# [Instruction]
Pick out each line below containing "middle".

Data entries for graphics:
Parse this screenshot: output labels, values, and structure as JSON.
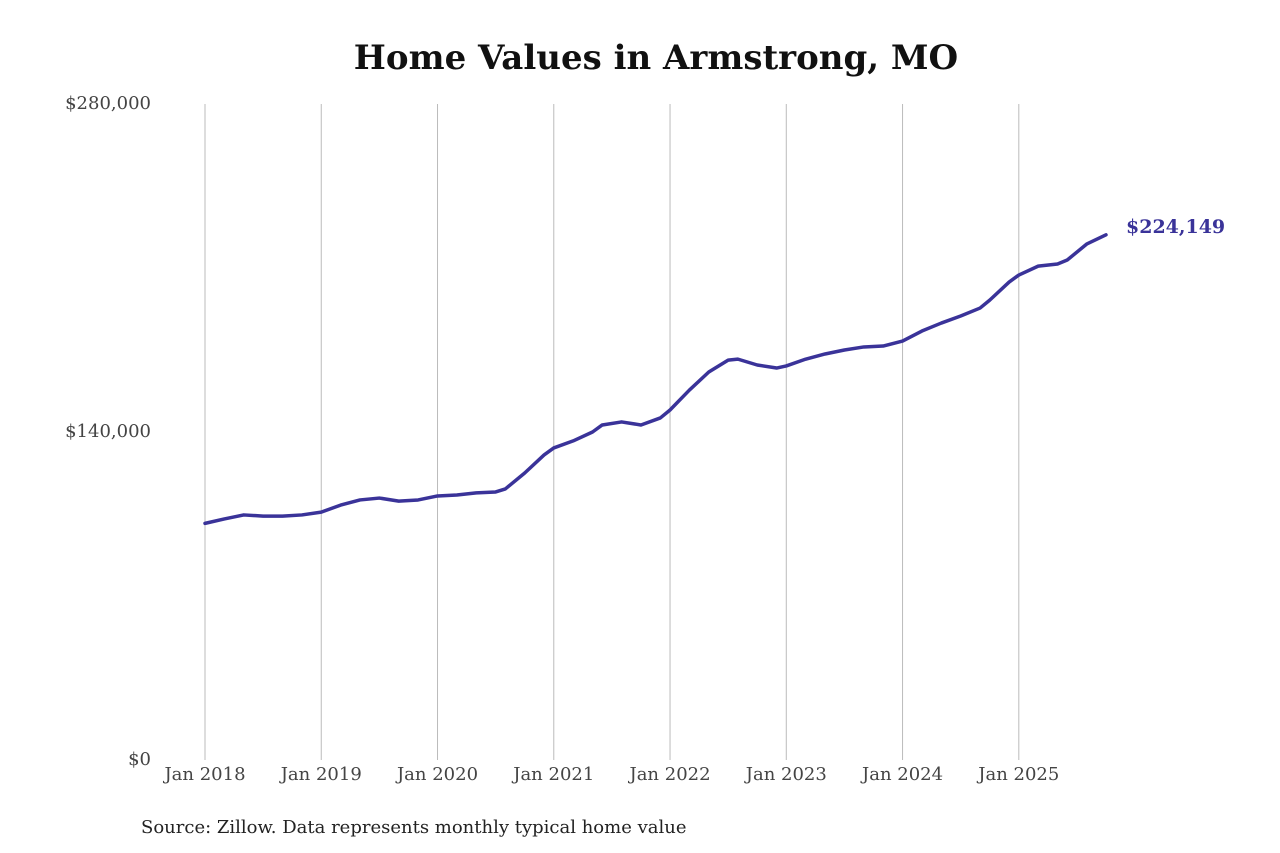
{
  "chart_data": {
    "type": "line",
    "title": "Home Values in Armstrong, MO",
    "source": "Source: Zillow. Data represents monthly typical home value",
    "x": [
      "2018-01",
      "2018-03",
      "2018-05",
      "2018-07",
      "2018-09",
      "2018-11",
      "2019-01",
      "2019-03",
      "2019-05",
      "2019-07",
      "2019-09",
      "2019-11",
      "2020-01",
      "2020-03",
      "2020-05",
      "2020-07",
      "2020-08",
      "2020-10",
      "2020-12",
      "2021-01",
      "2021-03",
      "2021-05",
      "2021-06",
      "2021-08",
      "2021-10",
      "2021-12",
      "2022-01",
      "2022-03",
      "2022-05",
      "2022-07",
      "2022-08",
      "2022-10",
      "2022-12",
      "2023-01",
      "2023-03",
      "2023-05",
      "2023-07",
      "2023-09",
      "2023-11",
      "2024-01",
      "2024-03",
      "2024-05",
      "2024-07",
      "2024-09",
      "2024-10",
      "2024-12",
      "2025-01",
      "2025-03",
      "2025-05",
      "2025-06",
      "2025-08",
      "2025-10"
    ],
    "series": [
      {
        "name": "Home value",
        "color": "#3a3399",
        "values": [
          101000,
          102900,
          104600,
          104100,
          104100,
          104600,
          105800,
          108800,
          111000,
          111800,
          110500,
          111000,
          112700,
          113100,
          114000,
          114400,
          115700,
          122500,
          130200,
          133200,
          136200,
          140000,
          143000,
          144300,
          143000,
          146000,
          149400,
          157900,
          165600,
          170700,
          171100,
          168600,
          167300,
          168200,
          171100,
          173300,
          175000,
          176300,
          176700,
          178800,
          183100,
          186500,
          189500,
          192900,
          196300,
          204000,
          207000,
          210800,
          211700,
          213400,
          220200,
          224149
        ],
        "value_labels": [
          null,
          null,
          null,
          null,
          null,
          null,
          null,
          null,
          null,
          null,
          null,
          null,
          null,
          null,
          null,
          null,
          null,
          null,
          null,
          null,
          null,
          null,
          null,
          null,
          null,
          null,
          null,
          null,
          null,
          null,
          null,
          null,
          null,
          null,
          null,
          null,
          null,
          null,
          null,
          null,
          null,
          null,
          null,
          null,
          null,
          null,
          null,
          null,
          null,
          null,
          null,
          "$224,149"
        ]
      }
    ],
    "xlim": [
      "2018-01",
      "2025-10"
    ],
    "xticks": [
      {
        "value": "2018-01",
        "label": "Jan 2018"
      },
      {
        "value": "2019-01",
        "label": "Jan 2019"
      },
      {
        "value": "2020-01",
        "label": "Jan 2020"
      },
      {
        "value": "2021-01",
        "label": "Jan 2021"
      },
      {
        "value": "2022-01",
        "label": "Jan 2022"
      },
      {
        "value": "2023-01",
        "label": "Jan 2023"
      },
      {
        "value": "2024-01",
        "label": "Jan 2024"
      },
      {
        "value": "2025-01",
        "label": "Jan 2025"
      }
    ],
    "ylim": [
      0,
      280000
    ],
    "yticks": [
      {
        "value": 0,
        "label": "$0"
      },
      {
        "value": 140000,
        "label": "$140,000"
      },
      {
        "value": 280000,
        "label": "$280,000"
      }
    ],
    "grid": "x"
  }
}
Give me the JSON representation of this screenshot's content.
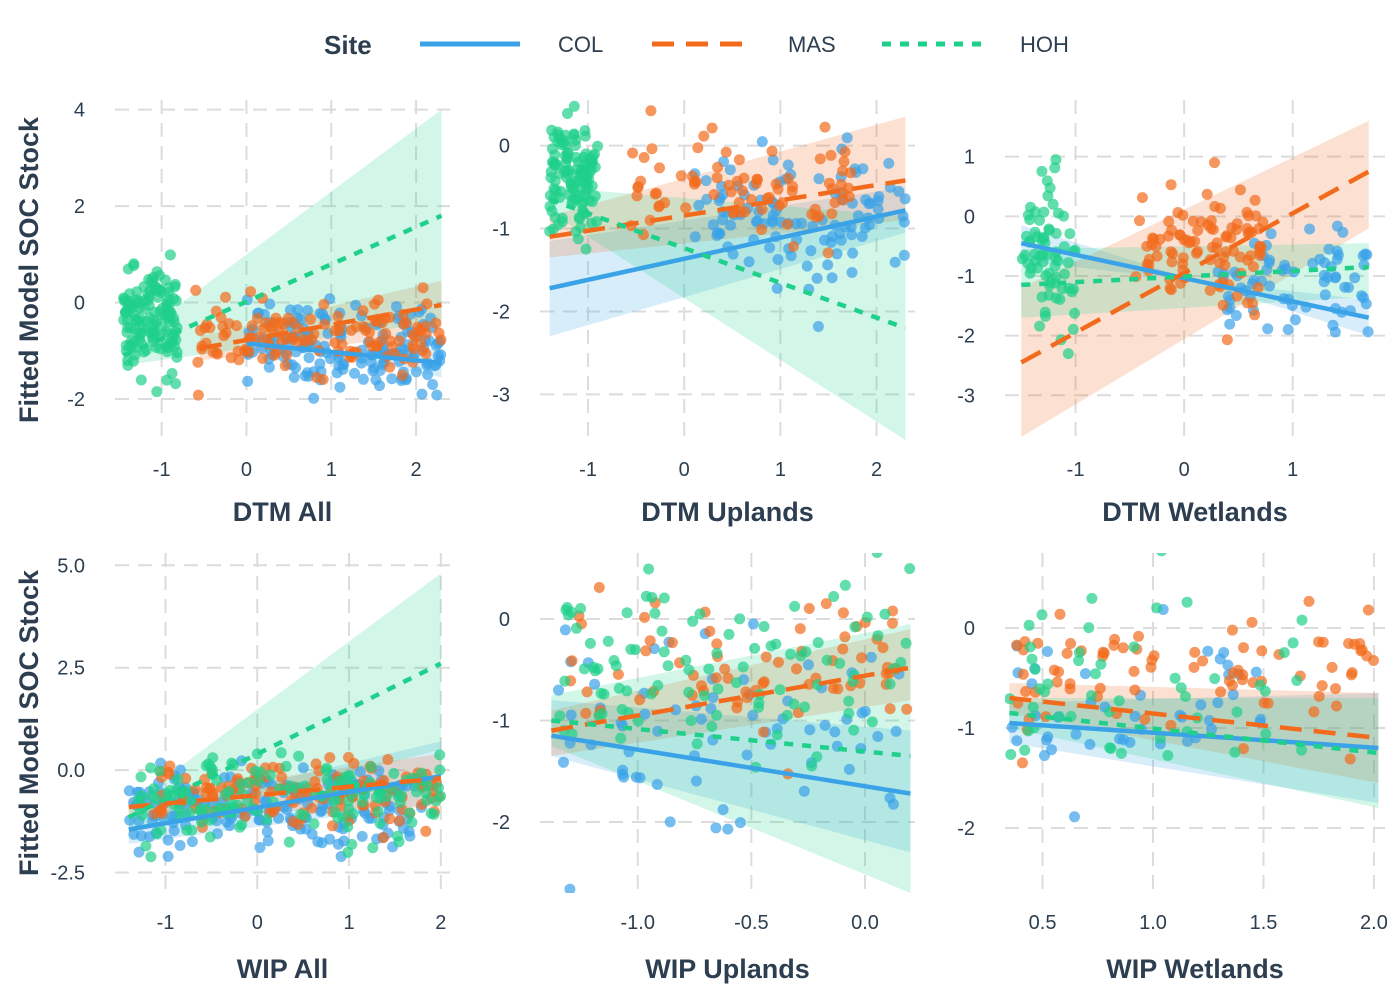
{
  "legend": {
    "title": "Site",
    "entries": [
      {
        "name": "COL",
        "color": "#3aa3e8",
        "dash": "solid"
      },
      {
        "name": "MAS",
        "color": "#f26b1d",
        "dash": "dashed"
      },
      {
        "name": "HOH",
        "color": "#1fd08a",
        "dash": "dotted"
      }
    ]
  },
  "chart_data": [
    {
      "type": "scatter",
      "panel": "top-left",
      "xlabel": "DTM All",
      "ylabel": "Fitted Model SOC Stock",
      "xlim": [
        -1.55,
        2.4
      ],
      "ylim": [
        -2.85,
        4.2
      ],
      "xticks": [
        -1,
        0,
        1,
        2
      ],
      "xtick_labels": [
        "-1",
        "0",
        "1",
        "2"
      ],
      "yticks": [
        -2,
        0,
        2,
        4
      ],
      "ytick_labels": [
        "-2",
        "0",
        "2",
        "4"
      ],
      "series": [
        {
          "name": "COL",
          "x_range": [
            0.0,
            2.3
          ],
          "y_mean": -0.9,
          "y_spread": 0.45,
          "n": 160,
          "fit": [
            [
              0.0,
              -0.85
            ],
            [
              2.3,
              -1.25
            ]
          ],
          "ribbon_lo": [
            [
              0.0,
              -0.7
            ],
            [
              2.3,
              -1.55
            ]
          ],
          "ribbon_hi": [
            [
              0.0,
              -1.0
            ],
            [
              2.3,
              -0.95
            ]
          ]
        },
        {
          "name": "MAS",
          "x_range": [
            -0.6,
            2.3
          ],
          "y_mean": -0.7,
          "y_spread": 0.35,
          "n": 130,
          "fit": [
            [
              -0.55,
              -0.95
            ],
            [
              2.3,
              -0.05
            ]
          ],
          "ribbon_lo": [
            [
              -0.55,
              -1.2
            ],
            [
              2.3,
              -0.65
            ]
          ],
          "ribbon_hi": [
            [
              -0.55,
              -0.7
            ],
            [
              2.3,
              0.45
            ]
          ]
        },
        {
          "name": "HOH",
          "x_range": [
            -1.45,
            -0.8
          ],
          "y_mean": -0.4,
          "y_spread": 0.5,
          "n": 140,
          "fit": [
            [
              -1.45,
              -1.1
            ],
            [
              2.3,
              1.8
            ]
          ],
          "ribbon_lo": [
            [
              -1.45,
              -1.3
            ],
            [
              2.3,
              -0.4
            ]
          ],
          "ribbon_hi": [
            [
              -1.45,
              -0.9
            ],
            [
              2.3,
              4.0
            ]
          ]
        }
      ]
    },
    {
      "type": "scatter",
      "panel": "top-middle",
      "xlabel": "DTM Uplands",
      "ylabel": "",
      "xlim": [
        -1.5,
        2.4
      ],
      "ylim": [
        -3.55,
        0.55
      ],
      "xticks": [
        -1,
        0,
        1,
        2
      ],
      "xtick_labels": [
        "-1",
        "0",
        "1",
        "2"
      ],
      "yticks": [
        -3,
        -2,
        -1,
        0
      ],
      "ytick_labels": [
        "-3",
        "-2",
        "-1",
        "0"
      ],
      "series": [
        {
          "name": "COL",
          "x_range": [
            0.1,
            2.3
          ],
          "y_mean": -0.9,
          "y_spread": 0.45,
          "n": 110,
          "fit": [
            [
              -1.4,
              -1.72
            ],
            [
              2.3,
              -0.78
            ]
          ],
          "ribbon_lo": [
            [
              -1.4,
              -2.3
            ],
            [
              2.3,
              -1.05
            ]
          ],
          "ribbon_hi": [
            [
              -1.4,
              -1.15
            ],
            [
              2.3,
              -0.5
            ]
          ]
        },
        {
          "name": "MAS",
          "x_range": [
            -0.6,
            1.8
          ],
          "y_mean": -0.5,
          "y_spread": 0.3,
          "n": 80,
          "fit": [
            [
              -1.4,
              -1.1
            ],
            [
              2.3,
              -0.42
            ]
          ],
          "ribbon_lo": [
            [
              -1.4,
              -1.35
            ],
            [
              2.3,
              -0.9
            ]
          ],
          "ribbon_hi": [
            [
              -1.4,
              -0.85
            ],
            [
              2.3,
              0.35
            ]
          ]
        },
        {
          "name": "HOH",
          "x_range": [
            -1.4,
            -0.9
          ],
          "y_mean": -0.4,
          "y_spread": 0.35,
          "n": 120,
          "fit": [
            [
              -1.4,
              -0.65
            ],
            [
              2.3,
              -2.2
            ]
          ],
          "ribbon_lo": [
            [
              -1.4,
              -0.8
            ],
            [
              2.3,
              -3.55
            ]
          ],
          "ribbon_hi": [
            [
              -1.4,
              -0.5
            ],
            [
              2.3,
              -0.85
            ]
          ]
        }
      ]
    },
    {
      "type": "scatter",
      "panel": "top-right",
      "xlabel": "DTM Wetlands",
      "ylabel": "",
      "xlim": [
        -1.65,
        1.85
      ],
      "ylim": [
        -3.75,
        1.95
      ],
      "xticks": [
        -1,
        0,
        1
      ],
      "xtick_labels": [
        "-1",
        "0",
        "1"
      ],
      "yticks": [
        -3,
        -2,
        -1,
        0,
        1
      ],
      "ytick_labels": [
        "-3",
        "-2",
        "-1",
        "0",
        "1"
      ],
      "series": [
        {
          "name": "COL",
          "x_range": [
            0.3,
            1.7
          ],
          "y_mean": -1.1,
          "y_spread": 0.4,
          "n": 70,
          "fit": [
            [
              -1.5,
              -0.45
            ],
            [
              1.7,
              -1.7
            ]
          ],
          "ribbon_lo": [
            [
              -1.5,
              -0.15
            ],
            [
              1.7,
              -2.0
            ]
          ],
          "ribbon_hi": [
            [
              -1.5,
              -0.75
            ],
            [
              1.7,
              -1.4
            ]
          ]
        },
        {
          "name": "MAS",
          "x_range": [
            -0.45,
            0.75
          ],
          "y_mean": -0.5,
          "y_spread": 0.55,
          "n": 100,
          "fit": [
            [
              -1.5,
              -2.45
            ],
            [
              1.7,
              0.75
            ]
          ],
          "ribbon_lo": [
            [
              -1.5,
              -3.7
            ],
            [
              1.7,
              -0.2
            ]
          ],
          "ribbon_hi": [
            [
              -1.5,
              -1.2
            ],
            [
              1.7,
              1.6
            ]
          ]
        },
        {
          "name": "HOH",
          "x_range": [
            -1.5,
            -1.0
          ],
          "y_mean": -0.6,
          "y_spread": 0.65,
          "n": 70,
          "fit": [
            [
              -1.5,
              -1.15
            ],
            [
              1.7,
              -0.85
            ]
          ],
          "ribbon_lo": [
            [
              -1.5,
              -1.7
            ],
            [
              1.7,
              -1.35
            ]
          ],
          "ribbon_hi": [
            [
              -1.5,
              -0.55
            ],
            [
              1.7,
              -0.45
            ]
          ]
        }
      ]
    },
    {
      "type": "scatter",
      "panel": "bottom-left",
      "xlabel": "WIP All",
      "ylabel": "Fitted Model SOC Stock",
      "xlim": [
        -1.55,
        2.1
      ],
      "ylim": [
        -3.0,
        5.3
      ],
      "xticks": [
        -1,
        0,
        1,
        2
      ],
      "xtick_labels": [
        "-1",
        "0",
        "1",
        "2"
      ],
      "yticks": [
        -2.5,
        0.0,
        2.5,
        5.0
      ],
      "ytick_labels": [
        "-2.5",
        "0.0",
        "2.5",
        "5.0"
      ],
      "series": [
        {
          "name": "COL",
          "x_range": [
            -1.4,
            1.8
          ],
          "y_mean": -1.0,
          "y_spread": 0.55,
          "n": 170,
          "fit": [
            [
              -1.4,
              -1.45
            ],
            [
              2.0,
              -0.15
            ]
          ],
          "ribbon_lo": [
            [
              -1.4,
              -1.8
            ],
            [
              2.0,
              -0.8
            ]
          ],
          "ribbon_hi": [
            [
              -1.4,
              -1.1
            ],
            [
              2.0,
              0.7
            ]
          ]
        },
        {
          "name": "MAS",
          "x_range": [
            -1.2,
            2.0
          ],
          "y_mean": -0.6,
          "y_spread": 0.4,
          "n": 130,
          "fit": [
            [
              -1.4,
              -0.9
            ],
            [
              2.0,
              -0.2
            ]
          ],
          "ribbon_lo": [
            [
              -1.4,
              -1.1
            ],
            [
              2.0,
              -0.9
            ]
          ],
          "ribbon_hi": [
            [
              -1.4,
              -0.7
            ],
            [
              2.0,
              0.4
            ]
          ]
        },
        {
          "name": "HOH",
          "x_range": [
            -1.3,
            2.0
          ],
          "y_mean": -0.7,
          "y_spread": 0.5,
          "n": 150,
          "fit": [
            [
              -1.4,
              -1.15
            ],
            [
              2.0,
              2.6
            ]
          ],
          "ribbon_lo": [
            [
              -1.4,
              -1.45
            ],
            [
              2.0,
              0.5
            ]
          ],
          "ribbon_hi": [
            [
              -1.4,
              -0.85
            ],
            [
              2.0,
              4.8
            ]
          ]
        }
      ]
    },
    {
      "type": "scatter",
      "panel": "bottom-middle",
      "xlabel": "WIP Uplands",
      "ylabel": "",
      "xlim": [
        -1.43,
        0.22
      ],
      "ylim": [
        -2.7,
        0.65
      ],
      "xticks": [
        -1.0,
        -0.5,
        0.0
      ],
      "xtick_labels": [
        "-1.0",
        "-0.5",
        "0.0"
      ],
      "yticks": [
        -2,
        -1,
        0
      ],
      "ytick_labels": [
        "-2",
        "-1",
        "0"
      ],
      "series": [
        {
          "name": "COL",
          "x_range": [
            -1.35,
            0.2
          ],
          "y_mean": -1.0,
          "y_spread": 0.5,
          "n": 70,
          "fit": [
            [
              -1.38,
              -1.15
            ],
            [
              0.2,
              -1.72
            ]
          ],
          "ribbon_lo": [
            [
              -1.38,
              -1.35
            ],
            [
              0.2,
              -2.3
            ]
          ],
          "ribbon_hi": [
            [
              -1.38,
              -0.8
            ],
            [
              0.2,
              -1.1
            ]
          ]
        },
        {
          "name": "MAS",
          "x_range": [
            -1.3,
            0.2
          ],
          "y_mean": -0.5,
          "y_spread": 0.35,
          "n": 70,
          "fit": [
            [
              -1.38,
              -1.1
            ],
            [
              0.2,
              -0.48
            ]
          ],
          "ribbon_lo": [
            [
              -1.38,
              -1.35
            ],
            [
              0.2,
              -0.8
            ]
          ],
          "ribbon_hi": [
            [
              -1.38,
              -0.9
            ],
            [
              0.2,
              -0.1
            ]
          ]
        },
        {
          "name": "HOH",
          "x_range": [
            -1.35,
            0.2
          ],
          "y_mean": -0.4,
          "y_spread": 0.45,
          "n": 100,
          "fit": [
            [
              -1.38,
              -1.0
            ],
            [
              0.2,
              -1.35
            ]
          ],
          "ribbon_lo": [
            [
              -1.38,
              -1.25
            ],
            [
              0.2,
              -2.7
            ]
          ],
          "ribbon_hi": [
            [
              -1.38,
              -0.75
            ],
            [
              0.2,
              -0.05
            ]
          ]
        }
      ]
    },
    {
      "type": "scatter",
      "panel": "bottom-right",
      "xlabel": "WIP Wetlands",
      "ylabel": "",
      "xlim": [
        0.33,
        2.05
      ],
      "ylim": [
        -2.65,
        0.75
      ],
      "xticks": [
        0.5,
        1.0,
        1.5,
        2.0
      ],
      "xtick_labels": [
        "0.5",
        "1.0",
        "1.5",
        "2.0"
      ],
      "yticks": [
        -2,
        -1,
        0
      ],
      "ytick_labels": [
        "-2",
        "-1",
        "0"
      ],
      "series": [
        {
          "name": "COL",
          "x_range": [
            0.35,
            1.5
          ],
          "y_mean": -0.9,
          "y_spread": 0.4,
          "n": 45,
          "fit": [
            [
              0.35,
              -0.95
            ],
            [
              2.02,
              -1.2
            ]
          ],
          "ribbon_lo": [
            [
              0.35,
              -0.75
            ],
            [
              2.02,
              -0.65
            ]
          ],
          "ribbon_hi": [
            [
              0.35,
              -1.15
            ],
            [
              2.02,
              -1.75
            ]
          ]
        },
        {
          "name": "MAS",
          "x_range": [
            0.35,
            2.0
          ],
          "y_mean": -0.5,
          "y_spread": 0.35,
          "n": 80,
          "fit": [
            [
              0.35,
              -0.7
            ],
            [
              2.02,
              -1.1
            ]
          ],
          "ribbon_lo": [
            [
              0.35,
              -0.55
            ],
            [
              2.02,
              -0.65
            ]
          ],
          "ribbon_hi": [
            [
              0.35,
              -0.85
            ],
            [
              2.02,
              -1.55
            ]
          ]
        },
        {
          "name": "HOH",
          "x_range": [
            0.35,
            1.7
          ],
          "y_mean": -0.6,
          "y_spread": 0.55,
          "n": 50,
          "fit": [
            [
              0.35,
              -0.85
            ],
            [
              2.02,
              -1.25
            ]
          ],
          "ribbon_lo": [
            [
              0.35,
              -0.7
            ],
            [
              2.02,
              -0.7
            ]
          ],
          "ribbon_hi": [
            [
              0.35,
              -1.0
            ],
            [
              2.02,
              -1.8
            ]
          ]
        }
      ]
    }
  ]
}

# [Expected answer]
      "panel": "top-middle",
      "panel": "bottom-middle",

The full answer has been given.